### [Dataset records]
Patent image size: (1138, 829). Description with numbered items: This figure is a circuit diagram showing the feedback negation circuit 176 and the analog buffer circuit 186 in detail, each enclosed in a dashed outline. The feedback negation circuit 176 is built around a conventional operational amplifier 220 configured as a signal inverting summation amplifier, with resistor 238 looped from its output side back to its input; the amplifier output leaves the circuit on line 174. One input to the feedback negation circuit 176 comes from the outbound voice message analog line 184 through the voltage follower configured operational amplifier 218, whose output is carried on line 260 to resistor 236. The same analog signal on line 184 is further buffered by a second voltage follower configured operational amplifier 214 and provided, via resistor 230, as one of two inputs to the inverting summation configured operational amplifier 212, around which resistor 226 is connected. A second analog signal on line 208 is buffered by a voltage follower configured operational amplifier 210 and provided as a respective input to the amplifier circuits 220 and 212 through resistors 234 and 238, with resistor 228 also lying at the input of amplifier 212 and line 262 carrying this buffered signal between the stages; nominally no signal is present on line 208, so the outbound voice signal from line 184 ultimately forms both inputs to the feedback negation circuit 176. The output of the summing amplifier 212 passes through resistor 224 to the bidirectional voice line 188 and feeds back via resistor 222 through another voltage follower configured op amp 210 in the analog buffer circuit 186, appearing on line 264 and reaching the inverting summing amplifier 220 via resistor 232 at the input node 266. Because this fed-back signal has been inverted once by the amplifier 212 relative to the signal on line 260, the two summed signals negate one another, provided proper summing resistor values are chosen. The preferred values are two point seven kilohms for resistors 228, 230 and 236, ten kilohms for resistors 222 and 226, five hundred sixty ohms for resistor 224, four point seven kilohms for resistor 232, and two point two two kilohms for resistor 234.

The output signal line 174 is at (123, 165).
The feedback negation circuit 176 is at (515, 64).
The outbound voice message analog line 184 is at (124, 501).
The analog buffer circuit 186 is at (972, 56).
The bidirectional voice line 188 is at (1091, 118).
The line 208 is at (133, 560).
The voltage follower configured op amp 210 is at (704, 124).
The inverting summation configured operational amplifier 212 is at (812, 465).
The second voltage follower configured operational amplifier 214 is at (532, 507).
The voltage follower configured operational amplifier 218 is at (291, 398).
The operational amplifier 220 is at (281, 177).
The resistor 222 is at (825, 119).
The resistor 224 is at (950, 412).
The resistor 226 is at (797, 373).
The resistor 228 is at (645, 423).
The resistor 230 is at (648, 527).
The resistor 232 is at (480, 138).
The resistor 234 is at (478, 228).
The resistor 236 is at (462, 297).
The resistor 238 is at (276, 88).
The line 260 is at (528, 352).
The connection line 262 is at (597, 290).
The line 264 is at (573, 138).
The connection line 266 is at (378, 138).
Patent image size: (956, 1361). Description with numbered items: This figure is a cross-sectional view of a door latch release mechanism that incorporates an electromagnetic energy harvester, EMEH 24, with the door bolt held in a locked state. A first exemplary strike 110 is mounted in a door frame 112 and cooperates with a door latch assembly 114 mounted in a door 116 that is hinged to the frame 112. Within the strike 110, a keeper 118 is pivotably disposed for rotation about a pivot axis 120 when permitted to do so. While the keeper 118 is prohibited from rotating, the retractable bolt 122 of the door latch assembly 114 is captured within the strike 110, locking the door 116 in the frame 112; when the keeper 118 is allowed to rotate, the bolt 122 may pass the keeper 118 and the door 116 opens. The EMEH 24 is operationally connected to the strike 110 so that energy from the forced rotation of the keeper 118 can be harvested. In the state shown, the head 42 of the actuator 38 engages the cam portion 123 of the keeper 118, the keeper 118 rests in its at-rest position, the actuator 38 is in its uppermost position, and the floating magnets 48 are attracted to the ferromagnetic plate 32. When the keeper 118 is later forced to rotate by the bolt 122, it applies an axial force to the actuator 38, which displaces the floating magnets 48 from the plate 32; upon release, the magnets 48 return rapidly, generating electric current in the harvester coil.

### [Exercise]
Retype every row above word for word, keeping each line in its original order.

### [Response to the exercise]
Patent image size: (1138, 829). Description with numbered items: This figure is a circuit diagram showing the feedback negation circuit 176 and the analog buffer circuit 186 in detail, each enclosed in a dashed outline. The feedback negation circuit 176 is built around a conventional operational amplifier 220 configured as a signal inverting summation amplifier, with resistor 238 looped from its output side back to its input; the amplifier output leaves the circuit on line 174. One input to the feedback negation circuit 176 comes from the outbound voice message analog line 184 through the voltage follower configured operational amplifier 218, whose output is carried on line 260 to resistor 236. The same analog signal on line 184 is further buffered by a second voltage follower configured operational amplifier 214 and provided, via resistor 230, as one of two inputs to the inverting summation configured operational amplifier 212, around which resistor 226 is connected. A second analog signal on line 208 is buffered by a voltage follower configured operational amplifier 210 and provided as a respective input to the amplifier circuits 220 and 212 through resistors 234 and 238, with resistor 228 also lying at the input of amplifier 212 and line 262 carrying this buffered signal between the stages; nominally no signal is present on line 208, so the outbound voice signal from line 184 ultimately forms both inputs to the feedback negation circuit 176. The output of the summing amplifier 212 passes through resistor 224 to the bidirectional voice line 188 and feeds back via resistor 222 through another voltage follower configured op amp 210 in the analog buffer circuit 186, appearing on line 264 and reaching the inverting summing amplifier 220 via resistor 232 at the input node 266. Because this fed-back signal has been inverted once by the amplifier 212 relative to the signal on line 260, the two summed signals negate one another, provided proper summing resistor values are chosen. The preferred values are two point seven kilohms for resistors 228, 230 and 236, ten kilohms for resistors 222 and 226, five hundred sixty ohms for resistor 224, four point seven kilohms for resistor 232, and two point two two kilohms for resistor 234.

The output signal line 174 is at (123, 165).
The feedback negation circuit 176 is at (515, 64).
The outbound voice message analog line 184 is at (124, 501).
The analog buffer circuit 186 is at (972, 56).
The bidirectional voice line 188 is at (1091, 118).
The line 208 is at (133, 560).
The voltage follower configured op amp 210 is at (704, 124).
The inverting summation configured operational amplifier 212 is at (812, 465).
The second voltage follower configured operational amplifier 214 is at (532, 507).
The voltage follower configured operational amplifier 218 is at (291, 398).
The operational amplifier 220 is at (281, 177).
The resistor 222 is at (825, 119).
The resistor 224 is at (950, 412).
The resistor 226 is at (797, 373).
The resistor 228 is at (645, 423).
The resistor 230 is at (648, 527).
The resistor 232 is at (480, 138).
The resistor 234 is at (478, 228).
The resistor 236 is at (462, 297).
The resistor 238 is at (276, 88).
The line 260 is at (528, 352).
The connection line 262 is at (597, 290).
The line 264 is at (573, 138).
The connection line 266 is at (378, 138).
Patent image size: (956, 1361). Description with numbered items: This figure is a cross-sectional view of a door latch release mechanism that incorporates an electromagnetic energy harvester, EMEH 24, with the door bolt held in a locked state. A first exemplary strike 110 is mounted in a door frame 112 and cooperates with a door latch assembly 114 mounted in a door 116 that is hinged to the frame 112. Within the strike 110, a keeper 118 is pivotably disposed for rotation about a pivot axis 120 when permitted to do so. While the keeper 118 is prohibited from rotating, the retractable bolt 122 of the door latch assembly 114 is captured within the strike 110, locking the door 116 in the frame 112; when the keeper 118 is allowed to rotate, the bolt 122 may pass the keeper 118 and the door 116 opens. The EMEH 24 is operationally connected to the strike 110 so that energy from the forced rotation of the keeper 118 can be harvested. In the state shown, the head 42 of the actuator 38 engages the cam portion 123 of the keeper 118, the keeper 118 rests in its at-rest position, the actuator 38 is in its uppermost position, and the floating magnets 48 are attracted to the ferromagnetic plate 32. When the keeper 118 is later forced to rotate by the bolt 122, it applies an axial force to the actuator 38, which displaces the floating magnets 48 from the plate 32; upon release, the magnets 48 return rapidly, generating electric current in the harvester coil.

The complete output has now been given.